BEGIN Records for the exercise

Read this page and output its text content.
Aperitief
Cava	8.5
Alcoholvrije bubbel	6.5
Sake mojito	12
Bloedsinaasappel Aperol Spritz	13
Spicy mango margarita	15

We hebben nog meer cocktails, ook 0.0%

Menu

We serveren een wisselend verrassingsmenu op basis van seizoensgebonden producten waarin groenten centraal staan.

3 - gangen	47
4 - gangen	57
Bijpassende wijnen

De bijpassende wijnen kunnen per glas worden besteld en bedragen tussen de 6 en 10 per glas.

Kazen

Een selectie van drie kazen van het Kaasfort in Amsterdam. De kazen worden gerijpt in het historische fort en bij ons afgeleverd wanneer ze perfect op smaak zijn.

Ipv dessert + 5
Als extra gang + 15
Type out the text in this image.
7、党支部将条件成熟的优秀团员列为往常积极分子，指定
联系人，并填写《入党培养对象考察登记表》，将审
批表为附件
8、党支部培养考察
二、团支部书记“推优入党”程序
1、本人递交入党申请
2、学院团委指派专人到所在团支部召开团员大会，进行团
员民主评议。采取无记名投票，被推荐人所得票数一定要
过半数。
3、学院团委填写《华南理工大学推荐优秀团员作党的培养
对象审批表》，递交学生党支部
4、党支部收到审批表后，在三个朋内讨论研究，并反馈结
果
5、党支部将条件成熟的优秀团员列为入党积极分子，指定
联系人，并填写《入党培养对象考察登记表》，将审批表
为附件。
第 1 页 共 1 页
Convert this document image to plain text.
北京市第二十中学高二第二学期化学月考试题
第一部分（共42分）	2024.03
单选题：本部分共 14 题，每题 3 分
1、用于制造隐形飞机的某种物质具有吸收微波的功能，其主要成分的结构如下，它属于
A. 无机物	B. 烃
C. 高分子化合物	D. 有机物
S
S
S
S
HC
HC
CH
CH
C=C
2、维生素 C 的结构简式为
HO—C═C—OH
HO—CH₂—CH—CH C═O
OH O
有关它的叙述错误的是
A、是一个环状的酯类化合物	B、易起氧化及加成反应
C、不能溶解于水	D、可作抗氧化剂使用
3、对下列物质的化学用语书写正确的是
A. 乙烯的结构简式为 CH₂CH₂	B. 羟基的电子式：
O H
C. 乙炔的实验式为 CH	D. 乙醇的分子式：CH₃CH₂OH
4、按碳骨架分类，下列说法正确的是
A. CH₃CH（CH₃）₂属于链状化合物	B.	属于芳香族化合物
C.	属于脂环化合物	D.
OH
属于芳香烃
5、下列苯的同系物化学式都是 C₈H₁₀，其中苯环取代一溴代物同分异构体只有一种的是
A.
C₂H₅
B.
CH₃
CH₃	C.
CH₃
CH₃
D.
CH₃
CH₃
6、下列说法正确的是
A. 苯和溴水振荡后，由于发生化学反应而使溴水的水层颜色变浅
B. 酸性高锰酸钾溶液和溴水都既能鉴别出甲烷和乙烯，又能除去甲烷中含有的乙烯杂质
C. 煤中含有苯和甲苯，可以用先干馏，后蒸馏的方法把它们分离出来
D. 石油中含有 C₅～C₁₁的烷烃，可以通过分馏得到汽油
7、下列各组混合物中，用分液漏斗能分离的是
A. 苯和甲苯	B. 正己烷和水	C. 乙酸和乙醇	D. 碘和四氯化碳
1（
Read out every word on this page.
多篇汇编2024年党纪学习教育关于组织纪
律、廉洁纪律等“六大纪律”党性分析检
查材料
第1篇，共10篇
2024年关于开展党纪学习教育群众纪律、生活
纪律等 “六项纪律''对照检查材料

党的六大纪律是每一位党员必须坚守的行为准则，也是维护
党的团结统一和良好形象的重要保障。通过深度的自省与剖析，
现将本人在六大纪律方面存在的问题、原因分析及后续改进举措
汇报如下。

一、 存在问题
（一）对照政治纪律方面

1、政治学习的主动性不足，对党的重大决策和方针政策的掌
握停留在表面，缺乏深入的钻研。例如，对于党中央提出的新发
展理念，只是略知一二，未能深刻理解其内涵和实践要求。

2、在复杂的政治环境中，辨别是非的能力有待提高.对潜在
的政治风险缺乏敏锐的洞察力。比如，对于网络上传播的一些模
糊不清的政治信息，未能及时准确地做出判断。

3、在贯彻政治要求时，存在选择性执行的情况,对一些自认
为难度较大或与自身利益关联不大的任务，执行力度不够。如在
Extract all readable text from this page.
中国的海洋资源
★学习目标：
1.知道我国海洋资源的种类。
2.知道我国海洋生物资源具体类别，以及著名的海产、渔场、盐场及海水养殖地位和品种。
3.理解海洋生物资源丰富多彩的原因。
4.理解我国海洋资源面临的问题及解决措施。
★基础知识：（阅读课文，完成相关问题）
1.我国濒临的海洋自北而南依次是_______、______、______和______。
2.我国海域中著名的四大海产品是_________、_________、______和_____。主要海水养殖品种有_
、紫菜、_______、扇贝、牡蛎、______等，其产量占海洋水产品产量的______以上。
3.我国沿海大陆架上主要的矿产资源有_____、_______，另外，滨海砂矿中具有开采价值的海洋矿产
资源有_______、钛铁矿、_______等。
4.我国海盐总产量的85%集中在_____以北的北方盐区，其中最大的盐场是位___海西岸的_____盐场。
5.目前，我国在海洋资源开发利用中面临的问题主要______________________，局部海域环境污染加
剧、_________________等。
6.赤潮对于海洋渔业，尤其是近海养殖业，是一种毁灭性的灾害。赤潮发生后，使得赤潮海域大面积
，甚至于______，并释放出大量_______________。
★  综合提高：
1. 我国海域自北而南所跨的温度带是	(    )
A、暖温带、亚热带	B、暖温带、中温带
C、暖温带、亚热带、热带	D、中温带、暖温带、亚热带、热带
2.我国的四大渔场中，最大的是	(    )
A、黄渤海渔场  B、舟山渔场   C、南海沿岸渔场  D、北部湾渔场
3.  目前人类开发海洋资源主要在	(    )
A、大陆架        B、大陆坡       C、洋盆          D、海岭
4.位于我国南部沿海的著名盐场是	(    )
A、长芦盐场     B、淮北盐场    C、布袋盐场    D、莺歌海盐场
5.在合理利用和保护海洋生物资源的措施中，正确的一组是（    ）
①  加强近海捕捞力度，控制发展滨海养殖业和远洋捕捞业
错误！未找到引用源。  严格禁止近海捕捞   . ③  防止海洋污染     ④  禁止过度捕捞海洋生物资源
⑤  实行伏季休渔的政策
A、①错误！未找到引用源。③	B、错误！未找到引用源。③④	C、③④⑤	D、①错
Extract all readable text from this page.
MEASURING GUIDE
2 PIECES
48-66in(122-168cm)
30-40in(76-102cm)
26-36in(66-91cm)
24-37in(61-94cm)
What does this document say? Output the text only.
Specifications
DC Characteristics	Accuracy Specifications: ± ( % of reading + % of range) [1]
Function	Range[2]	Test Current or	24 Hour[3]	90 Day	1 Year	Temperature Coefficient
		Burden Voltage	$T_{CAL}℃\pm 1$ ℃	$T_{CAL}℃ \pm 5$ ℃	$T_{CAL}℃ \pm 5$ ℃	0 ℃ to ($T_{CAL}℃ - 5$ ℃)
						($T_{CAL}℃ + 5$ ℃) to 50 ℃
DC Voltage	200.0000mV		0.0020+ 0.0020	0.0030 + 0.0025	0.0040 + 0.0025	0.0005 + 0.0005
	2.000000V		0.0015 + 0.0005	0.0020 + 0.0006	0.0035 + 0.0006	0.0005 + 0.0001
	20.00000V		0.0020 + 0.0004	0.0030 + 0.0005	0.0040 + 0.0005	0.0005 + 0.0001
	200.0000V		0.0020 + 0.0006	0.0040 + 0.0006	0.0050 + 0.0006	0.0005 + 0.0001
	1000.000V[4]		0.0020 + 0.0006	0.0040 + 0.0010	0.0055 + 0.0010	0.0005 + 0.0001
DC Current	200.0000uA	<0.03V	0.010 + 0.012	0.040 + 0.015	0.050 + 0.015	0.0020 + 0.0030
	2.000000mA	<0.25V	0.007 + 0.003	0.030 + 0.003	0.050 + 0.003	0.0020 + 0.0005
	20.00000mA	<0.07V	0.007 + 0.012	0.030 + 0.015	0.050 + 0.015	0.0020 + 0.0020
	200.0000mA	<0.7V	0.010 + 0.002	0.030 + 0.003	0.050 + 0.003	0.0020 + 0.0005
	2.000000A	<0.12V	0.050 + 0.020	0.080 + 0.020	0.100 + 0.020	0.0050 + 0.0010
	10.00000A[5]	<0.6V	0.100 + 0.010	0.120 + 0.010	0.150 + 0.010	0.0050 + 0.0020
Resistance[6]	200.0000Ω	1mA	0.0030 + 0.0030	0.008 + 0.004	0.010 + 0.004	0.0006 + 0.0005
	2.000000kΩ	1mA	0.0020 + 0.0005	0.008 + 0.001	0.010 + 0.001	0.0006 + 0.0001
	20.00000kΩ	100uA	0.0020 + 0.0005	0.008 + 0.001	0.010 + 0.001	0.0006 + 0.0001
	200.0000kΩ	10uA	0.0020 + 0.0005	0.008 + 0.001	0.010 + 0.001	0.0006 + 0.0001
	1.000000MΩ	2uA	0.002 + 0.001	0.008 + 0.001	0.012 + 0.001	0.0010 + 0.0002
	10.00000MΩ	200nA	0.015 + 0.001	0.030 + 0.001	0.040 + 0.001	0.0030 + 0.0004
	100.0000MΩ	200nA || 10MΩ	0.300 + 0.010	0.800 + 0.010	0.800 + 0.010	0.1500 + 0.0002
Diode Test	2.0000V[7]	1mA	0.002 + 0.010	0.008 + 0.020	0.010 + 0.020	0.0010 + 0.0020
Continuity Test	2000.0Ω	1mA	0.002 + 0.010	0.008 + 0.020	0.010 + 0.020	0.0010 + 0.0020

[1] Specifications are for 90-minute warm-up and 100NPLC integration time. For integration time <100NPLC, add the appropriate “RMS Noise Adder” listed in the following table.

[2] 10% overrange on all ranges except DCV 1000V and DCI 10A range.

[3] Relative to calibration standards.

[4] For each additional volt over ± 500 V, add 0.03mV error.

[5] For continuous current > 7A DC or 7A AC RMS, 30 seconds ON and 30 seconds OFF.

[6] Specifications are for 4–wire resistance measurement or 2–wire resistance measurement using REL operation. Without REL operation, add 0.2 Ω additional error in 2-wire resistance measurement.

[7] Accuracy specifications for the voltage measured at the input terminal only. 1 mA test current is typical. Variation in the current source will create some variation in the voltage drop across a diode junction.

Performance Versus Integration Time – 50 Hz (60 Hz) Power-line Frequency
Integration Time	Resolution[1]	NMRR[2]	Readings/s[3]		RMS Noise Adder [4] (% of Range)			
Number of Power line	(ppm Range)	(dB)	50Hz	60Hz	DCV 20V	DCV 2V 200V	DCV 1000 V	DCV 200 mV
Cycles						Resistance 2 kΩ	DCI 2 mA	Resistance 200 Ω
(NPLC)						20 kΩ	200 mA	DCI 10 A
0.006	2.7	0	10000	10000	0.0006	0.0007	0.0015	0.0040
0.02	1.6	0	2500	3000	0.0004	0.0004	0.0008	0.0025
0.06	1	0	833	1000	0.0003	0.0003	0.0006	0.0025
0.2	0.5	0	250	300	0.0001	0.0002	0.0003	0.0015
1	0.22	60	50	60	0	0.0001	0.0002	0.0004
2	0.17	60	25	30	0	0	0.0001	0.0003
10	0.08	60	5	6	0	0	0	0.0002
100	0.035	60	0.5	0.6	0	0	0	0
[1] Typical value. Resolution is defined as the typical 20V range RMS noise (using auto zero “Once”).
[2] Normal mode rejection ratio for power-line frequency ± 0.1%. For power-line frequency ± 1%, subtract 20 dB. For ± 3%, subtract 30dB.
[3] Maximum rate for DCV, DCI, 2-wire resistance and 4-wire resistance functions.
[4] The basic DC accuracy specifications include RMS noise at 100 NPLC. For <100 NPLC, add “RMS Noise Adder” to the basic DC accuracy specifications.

END Records for the exercise

◆ Problem details ◆
From the data, collect all lines where the string "未找到引用源" appears.

◆ Solution to this exercise ◆
错误！未找到引用源。  严格禁止近海捕捞   . ③  防止海洋污染     ④  禁止过度捕捞海洋生物资源
A、①错误！未找到引用源。③	B、错误！未找到引用源。③④	C、③④⑤	D、①错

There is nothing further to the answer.